Extracted records

────────────────────

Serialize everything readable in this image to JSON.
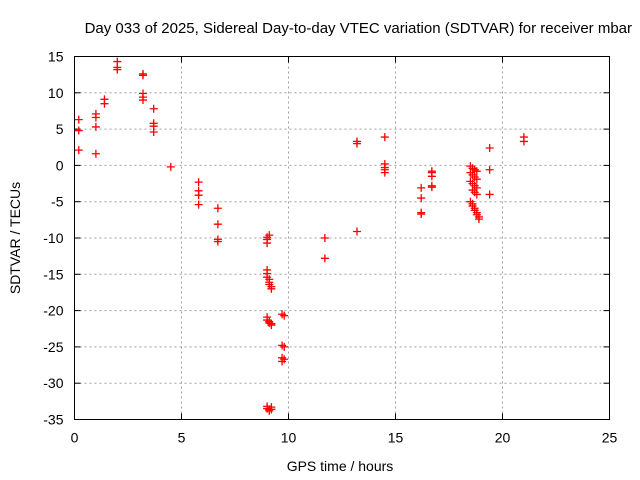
{
  "chart_data": {
    "type": "scatter",
    "title": "Day 033 of 2025, Sidereal Day-to-day VTEC variation (SDTVAR) for receiver mbar",
    "xlabel": "GPS time / hours",
    "ylabel": "SDTVAR / TECUs",
    "xlim": [
      0,
      25
    ],
    "ylim": [
      -35,
      15
    ],
    "xticks": [
      0,
      5,
      10,
      15,
      20,
      25
    ],
    "yticks": [
      15,
      10,
      5,
      0,
      -5,
      -10,
      -15,
      -20,
      -25,
      -30,
      -35
    ],
    "grid": true,
    "marker": "+",
    "color": "#ff0000",
    "series": [
      {
        "name": "SDTVAR",
        "points": [
          [
            0.2,
            6.3
          ],
          [
            0.2,
            4.8
          ],
          [
            0.2,
            2.1
          ],
          [
            1.0,
            7.1
          ],
          [
            1.0,
            6.6
          ],
          [
            1.0,
            5.3
          ],
          [
            1.0,
            1.6
          ],
          [
            1.4,
            9.1
          ],
          [
            1.4,
            8.5
          ],
          [
            2.0,
            14.3
          ],
          [
            2.0,
            13.5
          ],
          [
            2.0,
            13.2
          ],
          [
            3.2,
            12.6
          ],
          [
            3.2,
            12.4
          ],
          [
            3.2,
            9.9
          ],
          [
            3.2,
            9.4
          ],
          [
            3.2,
            9.0
          ],
          [
            3.7,
            7.8
          ],
          [
            3.7,
            5.8
          ],
          [
            3.7,
            5.4
          ],
          [
            3.7,
            4.6
          ],
          [
            4.5,
            -0.2
          ],
          [
            5.8,
            -2.3
          ],
          [
            5.8,
            -3.5
          ],
          [
            5.8,
            -4.1
          ],
          [
            5.8,
            -5.4
          ],
          [
            6.7,
            -5.9
          ],
          [
            6.7,
            -8.1
          ],
          [
            6.7,
            -10.2
          ],
          [
            6.7,
            -10.5
          ],
          [
            9.0,
            -10.7
          ],
          [
            9.0,
            -10.2
          ],
          [
            9.0,
            -9.9
          ],
          [
            9.1,
            -9.6
          ],
          [
            9.0,
            -14.4
          ],
          [
            9.0,
            -14.9
          ],
          [
            9.0,
            -15.4
          ],
          [
            9.1,
            -15.7
          ],
          [
            9.1,
            -16.1
          ],
          [
            9.1,
            -16.4
          ],
          [
            9.2,
            -16.7
          ],
          [
            9.2,
            -17.0
          ],
          [
            9.0,
            -20.9
          ],
          [
            9.0,
            -21.3
          ],
          [
            9.1,
            -21.5
          ],
          [
            9.1,
            -21.7
          ],
          [
            9.2,
            -21.8
          ],
          [
            9.2,
            -22.0
          ],
          [
            9.0,
            -33.2
          ],
          [
            9.0,
            -33.5
          ],
          [
            9.1,
            -33.6
          ],
          [
            9.1,
            -33.8
          ],
          [
            9.2,
            -33.6
          ],
          [
            9.2,
            -33.3
          ],
          [
            9.7,
            -20.5
          ],
          [
            9.8,
            -20.7
          ],
          [
            9.7,
            -24.8
          ],
          [
            9.8,
            -25.0
          ],
          [
            9.7,
            -26.5
          ],
          [
            9.8,
            -26.7
          ],
          [
            9.7,
            -27.0
          ],
          [
            11.7,
            -10.0
          ],
          [
            11.7,
            -12.8
          ],
          [
            13.2,
            3.3
          ],
          [
            13.2,
            3.0
          ],
          [
            13.2,
            -9.1
          ],
          [
            14.5,
            3.9
          ],
          [
            14.5,
            0.2
          ],
          [
            14.5,
            -0.3
          ],
          [
            14.5,
            -0.6
          ],
          [
            14.5,
            -1.0
          ],
          [
            16.2,
            -3.1
          ],
          [
            16.2,
            -4.5
          ],
          [
            16.2,
            -6.5
          ],
          [
            16.2,
            -6.7
          ],
          [
            16.7,
            -0.8
          ],
          [
            16.7,
            -1.0
          ],
          [
            16.7,
            -1.5
          ],
          [
            16.7,
            -2.8
          ],
          [
            16.7,
            -3.0
          ],
          [
            18.5,
            -0.1
          ],
          [
            18.6,
            -0.4
          ],
          [
            18.7,
            -0.6
          ],
          [
            18.8,
            -0.8
          ],
          [
            18.5,
            -1.0
          ],
          [
            18.6,
            -1.3
          ],
          [
            18.7,
            -1.6
          ],
          [
            18.8,
            -1.9
          ],
          [
            18.5,
            -2.2
          ],
          [
            18.6,
            -2.5
          ],
          [
            18.7,
            -2.8
          ],
          [
            18.8,
            -3.1
          ],
          [
            18.6,
            -3.4
          ],
          [
            18.7,
            -3.7
          ],
          [
            18.8,
            -4.0
          ],
          [
            18.5,
            -5.0
          ],
          [
            18.6,
            -5.3
          ],
          [
            18.6,
            -5.6
          ],
          [
            18.7,
            -5.9
          ],
          [
            18.7,
            -6.2
          ],
          [
            18.8,
            -6.5
          ],
          [
            18.8,
            -6.8
          ],
          [
            18.9,
            -7.1
          ],
          [
            18.9,
            -7.4
          ],
          [
            19.4,
            2.4
          ],
          [
            19.4,
            -0.6
          ],
          [
            19.4,
            -4.0
          ],
          [
            21.0,
            3.9
          ],
          [
            21.0,
            3.3
          ]
        ]
      }
    ]
  }
}
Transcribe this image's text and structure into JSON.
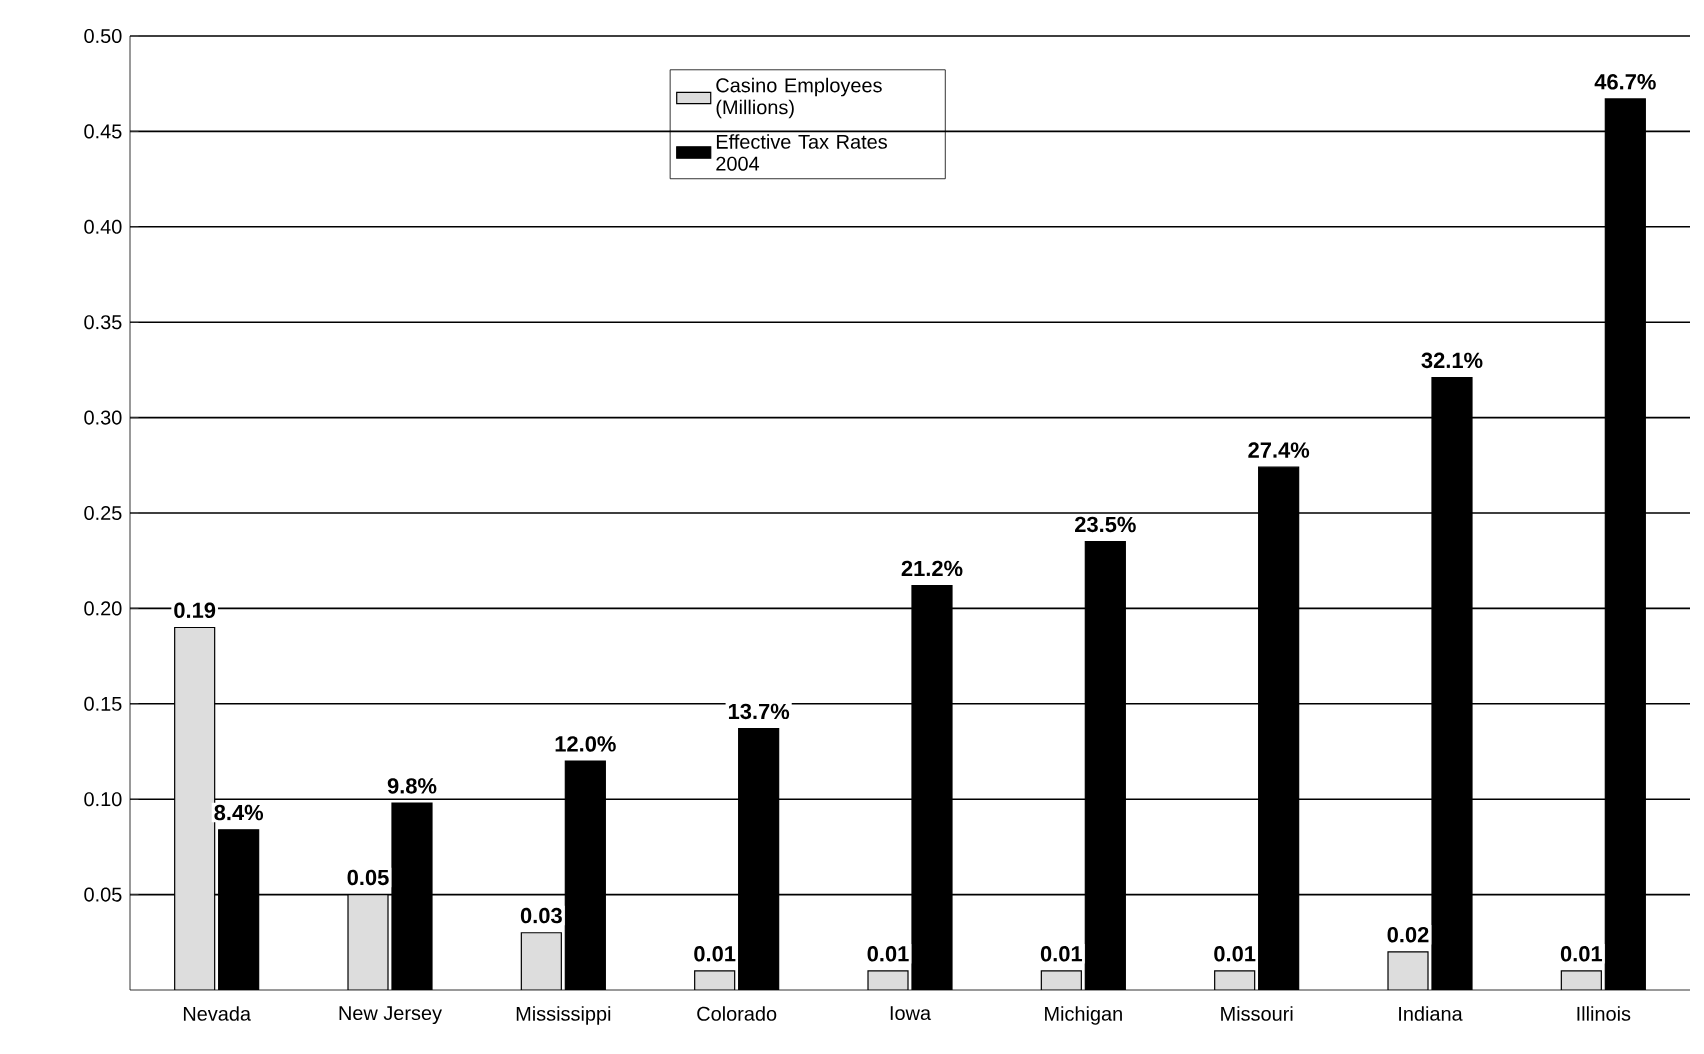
{
  "chart_data": {
    "type": "bar",
    "categories": [
      "Nevada",
      "New Jersey",
      "Mississippi",
      "Colorado",
      "Iowa",
      "Michigan",
      "Missouri",
      "Indiana",
      "Illinois"
    ],
    "series": [
      {
        "name": "Casino Employees (Millions)",
        "color": "#dddddd",
        "values": [
          0.19,
          0.05,
          0.03,
          0.01,
          0.01,
          0.01,
          0.01,
          0.02,
          0.01
        ],
        "value_labels": [
          "0.19",
          "0.05",
          "0.03",
          "0.01",
          "0.01",
          "0.01",
          "0.01",
          "0.02",
          "0.01"
        ]
      },
      {
        "name": "Effective Tax Rates 2004",
        "color": "#000000",
        "values": [
          0.084,
          0.098,
          0.12,
          0.137,
          0.212,
          0.235,
          0.274,
          0.321,
          0.467
        ],
        "value_labels": [
          "8.4%",
          "9.8%",
          "12.0%",
          "13.7%",
          "21.2%",
          "23.5%",
          "27.4%",
          "32.1%",
          "46.7%"
        ]
      }
    ],
    "ylim": [
      0,
      0.5
    ],
    "yticks": [
      {
        "value": 0.05,
        "label": "0.05"
      },
      {
        "value": 0.1,
        "label": "0.10"
      },
      {
        "value": 0.15,
        "label": "0.15"
      },
      {
        "value": 0.2,
        "label": "0.20"
      },
      {
        "value": 0.25,
        "label": "0.25"
      },
      {
        "value": 0.3,
        "label": "0.30"
      },
      {
        "value": 0.35,
        "label": "0.35"
      },
      {
        "value": 0.4,
        "label": "0.40"
      },
      {
        "value": 0.45,
        "label": "0.45"
      },
      {
        "value": 0.5,
        "label": "0.50"
      }
    ],
    "grid": "y",
    "legend": "top"
  }
}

────────────────────

> **Direction**
Quote each entry above verbatim and drop the pictures.

> **Response below**
Serialize everything readable in this image to JSON.
{
  "chart_data": {
    "type": "scatter",
    "title": "Day 033 of 2025, Sidereal Day-to-day VTEC variation (SDTVAR) for receiver mbar",
    "xlabel": "GPS time / hours",
    "ylabel": "SDTVAR / TECUs",
    "xlim": [
      0,
      25
    ],
    "ylim": [
      -35,
      15
    ],
    "xticks": [
      0,
      5,
      10,
      15,
      20,
      25
    ],
    "yticks": [
      15,
      10,
      5,
      0,
      -5,
      -10,
      -15,
      -20,
      -25,
      -30,
      -35
    ],
    "grid": true,
    "marker": "+",
    "color": "#ff0000",
    "series": [
      {
        "name": "SDTVAR",
        "points": [
          [
            0.2,
            6.3
          ],
          [
            0.2,
            4.8
          ],
          [
            0.2,
            2.1
          ],
          [
            1.0,
            7.1
          ],
          [
            1.0,
            6.6
          ],
          [
            1.0,
            5.3
          ],
          [
            1.0,
            1.6
          ],
          [
            1.4,
            9.1
          ],
          [
            1.4,
            8.5
          ],
          [
            2.0,
            14.3
          ],
          [
            2.0,
            13.5
          ],
          [
            2.0,
            13.2
          ],
          [
            3.2,
            12.6
          ],
          [
            3.2,
            12.4
          ],
          [
            3.2,
            9.9
          ],
          [
            3.2,
            9.4
          ],
          [
            3.2,
            9.0
          ],
          [
            3.7,
            7.8
          ],
          [
            3.7,
            5.8
          ],
          [
            3.7,
            5.4
          ],
          [
            3.7,
            4.6
          ],
          [
            4.5,
            -0.2
          ],
          [
            5.8,
            -2.3
          ],
          [
            5.8,
            -3.5
          ],
          [
            5.8,
            -4.1
          ],
          [
            5.8,
            -5.4
          ],
          [
            6.7,
            -5.9
          ],
          [
            6.7,
            -8.1
          ],
          [
            6.7,
            -10.2
          ],
          [
            6.7,
            -10.5
          ],
          [
            9.0,
            -10.7
          ],
          [
            9.0,
            -10.2
          ],
          [
            9.0,
            -9.9
          ],
          [
            9.1,
            -9.6
          ],
          [
            9.0,
            -14.4
          ],
          [
            9.0,
            -14.9
          ],
          [
            9.0,
            -15.4
          ],
          [
            9.1,
            -15.7
          ],
          [
            9.1,
            -16.1
          ],
          [
            9.1,
            -16.4
          ],
          [
            9.2,
            -16.7
          ],
          [
            9.2,
            -17.0
          ],
          [
            9.0,
            -20.9
          ],
          [
            9.0,
            -21.3
          ],
          [
            9.1,
            -21.5
          ],
          [
            9.1,
            -21.7
          ],
          [
            9.2,
            -21.8
          ],
          [
            9.2,
            -22.0
          ],
          [
            9.0,
            -33.2
          ],
          [
            9.0,
            -33.5
          ],
          [
            9.1,
            -33.6
          ],
          [
            9.1,
            -33.8
          ],
          [
            9.2,
            -33.6
          ],
          [
            9.2,
            -33.3
          ],
          [
            9.7,
            -20.5
          ],
          [
            9.8,
            -20.7
          ],
          [
            9.7,
            -24.8
          ],
          [
            9.8,
            -25.0
          ],
          [
            9.7,
            -26.5
          ],
          [
            9.8,
            -26.7
          ],
          [
            9.7,
            -27.0
          ],
          [
            11.7,
            -10.0
          ],
          [
            11.7,
            -12.8
          ],
          [
            13.2,
            3.3
          ],
          [
            13.2,
            3.0
          ],
          [
            13.2,
            -9.1
          ],
          [
            14.5,
            3.9
          ],
          [
            14.5,
            0.2
          ],
          [
            14.5,
            -0.3
          ],
          [
            14.5,
            -0.6
          ],
          [
            14.5,
            -1.0
          ],
          [
            16.2,
            -3.1
          ],
          [
            16.2,
            -4.5
          ],
          [
            16.2,
            -6.5
          ],
          [
            16.2,
            -6.7
          ],
          [
            16.7,
            -0.8
          ],
          [
            16.7,
            -1.0
          ],
          [
            16.7,
            -1.5
          ],
          [
            16.7,
            -2.8
          ],
          [
            16.7,
            -3.0
          ],
          [
            18.5,
            -0.1
          ],
          [
            18.6,
            -0.4
          ],
          [
            18.7,
            -0.6
          ],
          [
            18.8,
            -0.8
          ],
          [
            18.5,
            -1.0
          ],
          [
            18.6,
            -1.3
          ],
          [
            18.7,
            -1.6
          ],
          [
            18.8,
            -1.9
          ],
          [
            18.5,
            -2.2
          ],
          [
            18.6,
            -2.5
          ],
          [
            18.7,
            -2.8
          ],
          [
            18.8,
            -3.1
          ],
          [
            18.6,
            -3.4
          ],
          [
            18.7,
            -3.7
          ],
          [
            18.8,
            -4.0
          ],
          [
            18.5,
            -5.0
          ],
          [
            18.6,
            -5.3
          ],
          [
            18.6,
            -5.6
          ],
          [
            18.7,
            -5.9
          ],
          [
            18.7,
            -6.2
          ],
          [
            18.8,
            -6.5
          ],
          [
            18.8,
            -6.8
          ],
          [
            18.9,
            -7.1
          ],
          [
            18.9,
            -7.4
          ],
          [
            19.4,
            2.4
          ],
          [
            19.4,
            -0.6
          ],
          [
            19.4,
            -4.0
          ],
          [
            21.0,
            3.9
          ],
          [
            21.0,
            3.3
          ]
        ]
      }
    ]
  }
}
Transcribe this image's text and structure into JSON.
{
  "chart_data": {
    "type": "bar",
    "categories": [
      "Nevada",
      "New Jersey",
      "Mississippi",
      "Colorado",
      "Iowa",
      "Michigan",
      "Missouri",
      "Indiana",
      "Illinois"
    ],
    "series": [
      {
        "name": "Casino Employees (Millions)",
        "color": "#dddddd",
        "values": [
          0.19,
          0.05,
          0.03,
          0.01,
          0.01,
          0.01,
          0.01,
          0.02,
          0.01
        ],
        "value_labels": [
          "0.19",
          "0.05",
          "0.03",
          "0.01",
          "0.01",
          "0.01",
          "0.01",
          "0.02",
          "0.01"
        ]
      },
      {
        "name": "Effective Tax Rates 2004",
        "color": "#000000",
        "values": [
          0.084,
          0.098,
          0.12,
          0.137,
          0.212,
          0.235,
          0.274,
          0.321,
          0.467
        ],
        "value_labels": [
          "8.4%",
          "9.8%",
          "12.0%",
          "13.7%",
          "21.2%",
          "23.5%",
          "27.4%",
          "32.1%",
          "46.7%"
        ]
      }
    ],
    "ylim": [
      0,
      0.5
    ],
    "yticks": [
      {
        "value": 0.05,
        "label": "0.05"
      },
      {
        "value": 0.1,
        "label": "0.10"
      },
      {
        "value": 0.15,
        "label": "0.15"
      },
      {
        "value": 0.2,
        "label": "0.20"
      },
      {
        "value": 0.25,
        "label": "0.25"
      },
      {
        "value": 0.3,
        "label": "0.30"
      },
      {
        "value": 0.35,
        "label": "0.35"
      },
      {
        "value": 0.4,
        "label": "0.40"
      },
      {
        "value": 0.45,
        "label": "0.45"
      },
      {
        "value": 0.5,
        "label": "0.50"
      }
    ],
    "grid": "y",
    "legend": "top"
  }
}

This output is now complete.